#### The exercise
Each entry below is to be written out exactly, and the pictures are to be left out.

======== Exercise materials ========

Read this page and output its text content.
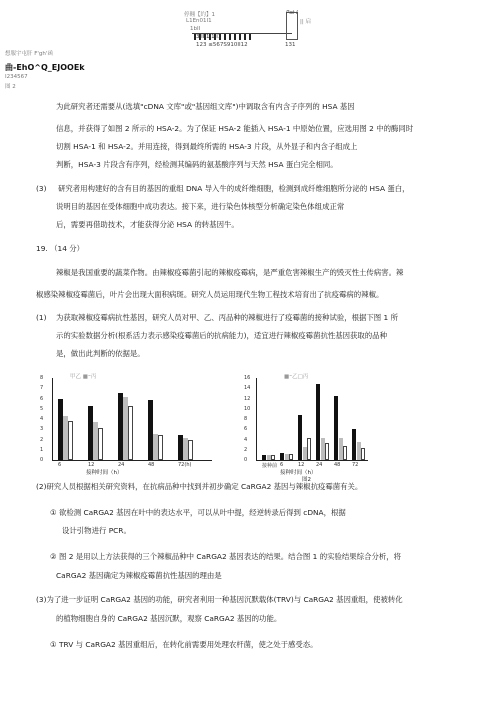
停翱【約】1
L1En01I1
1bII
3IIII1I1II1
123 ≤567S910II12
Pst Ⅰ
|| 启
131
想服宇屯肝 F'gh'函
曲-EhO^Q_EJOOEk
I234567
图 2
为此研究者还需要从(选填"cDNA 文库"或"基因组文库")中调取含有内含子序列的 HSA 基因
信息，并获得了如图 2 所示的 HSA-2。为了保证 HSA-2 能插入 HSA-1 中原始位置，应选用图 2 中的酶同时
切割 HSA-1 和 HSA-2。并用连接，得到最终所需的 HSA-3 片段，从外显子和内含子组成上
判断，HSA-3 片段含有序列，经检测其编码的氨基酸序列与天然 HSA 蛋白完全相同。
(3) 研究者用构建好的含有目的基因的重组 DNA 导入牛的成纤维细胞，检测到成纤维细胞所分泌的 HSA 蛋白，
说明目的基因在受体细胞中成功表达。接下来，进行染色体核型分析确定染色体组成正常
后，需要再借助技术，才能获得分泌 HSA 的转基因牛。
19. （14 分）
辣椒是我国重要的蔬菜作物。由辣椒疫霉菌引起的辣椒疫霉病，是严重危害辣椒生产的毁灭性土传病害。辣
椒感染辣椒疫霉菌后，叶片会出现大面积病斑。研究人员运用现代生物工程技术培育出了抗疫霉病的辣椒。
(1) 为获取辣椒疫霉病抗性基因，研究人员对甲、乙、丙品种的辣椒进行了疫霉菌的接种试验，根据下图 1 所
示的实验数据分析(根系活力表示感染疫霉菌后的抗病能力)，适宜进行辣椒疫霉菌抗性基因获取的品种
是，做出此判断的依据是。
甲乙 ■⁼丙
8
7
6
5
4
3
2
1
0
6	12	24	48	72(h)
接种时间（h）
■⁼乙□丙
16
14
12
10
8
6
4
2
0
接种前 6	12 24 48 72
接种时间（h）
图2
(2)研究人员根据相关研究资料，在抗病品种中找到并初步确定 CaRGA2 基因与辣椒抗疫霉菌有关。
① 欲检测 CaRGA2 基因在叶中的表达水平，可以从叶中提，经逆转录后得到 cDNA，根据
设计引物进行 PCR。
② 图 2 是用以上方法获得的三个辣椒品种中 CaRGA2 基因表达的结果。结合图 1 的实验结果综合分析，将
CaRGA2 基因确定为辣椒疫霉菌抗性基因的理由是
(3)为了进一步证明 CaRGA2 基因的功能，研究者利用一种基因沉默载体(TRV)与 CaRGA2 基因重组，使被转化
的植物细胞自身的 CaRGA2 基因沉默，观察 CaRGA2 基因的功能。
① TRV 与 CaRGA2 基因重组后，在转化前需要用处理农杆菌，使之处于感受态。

========

#### Response to the exercise
Read this page and output its text content.
停翱【約】1
L1En01I1
1bII
3IIII1I1II1
123 ≤567S910II12
Pst Ⅰ
|| 启
131
想服宇屯肝 F'gh'函
曲-EhO^Q_EJOOEk
I234567
图 2
为此研究者还需要从(选填"cDNA 文库"或"基因组文库")中调取含有内含子序列的 HSA 基因
信息，并获得了如图 2 所示的 HSA-2。为了保证 HSA-2 能插入 HSA-1 中原始位置，应选用图 2 中的酶同时
切割 HSA-1 和 HSA-2。并用连接，得到最终所需的 HSA-3 片段，从外显子和内含子组成上
判断，HSA-3 片段含有序列，经检测其编码的氨基酸序列与天然 HSA 蛋白完全相同。
(3) 研究者用构建好的含有目的基因的重组 DNA 导入牛的成纤维细胞，检测到成纤维细胞所分泌的 HSA 蛋白，
说明目的基因在受体细胞中成功表达。接下来，进行染色体核型分析确定染色体组成正常
后，需要再借助技术，才能获得分泌 HSA 的转基因牛。
19. （14 分）
辣椒是我国重要的蔬菜作物。由辣椒疫霉菌引起的辣椒疫霉病，是严重危害辣椒生产的毁灭性土传病害。辣
椒感染辣椒疫霉菌后，叶片会出现大面积病斑。研究人员运用现代生物工程技术培育出了抗疫霉病的辣椒。
(1) 为获取辣椒疫霉病抗性基因，研究人员对甲、乙、丙品种的辣椒进行了疫霉菌的接种试验，根据下图 1 所
示的实验数据分析(根系活力表示感染疫霉菌后的抗病能力)，适宜进行辣椒疫霉菌抗性基因获取的品种
是，做出此判断的依据是。
甲乙 ■⁼丙
8
7
6
5
4
3
2
1
0
6	12	24	48	72(h)
接种时间（h）
■⁼乙□丙
16
14
12
10
8
6
4
2
0
接种前 6	12 24 48 72
接种时间（h）
图2
(2)研究人员根据相关研究资料，在抗病品种中找到并初步确定 CaRGA2 基因与辣椒抗疫霉菌有关。
① 欲检测 CaRGA2 基因在叶中的表达水平，可以从叶中提，经逆转录后得到 cDNA，根据
设计引物进行 PCR。
② 图 2 是用以上方法获得的三个辣椒品种中 CaRGA2 基因表达的结果。结合图 1 的实验结果综合分析，将
CaRGA2 基因确定为辣椒疫霉菌抗性基因的理由是
(3)为了进一步证明 CaRGA2 基因的功能，研究者利用一种基因沉默载体(TRV)与 CaRGA2 基因重组，使被转化
的植物细胞自身的 CaRGA2 基因沉默，观察 CaRGA2 基因的功能。
① TRV 与 CaRGA2 基因重组后，在转化前需要用处理农杆菌，使之处于感受态。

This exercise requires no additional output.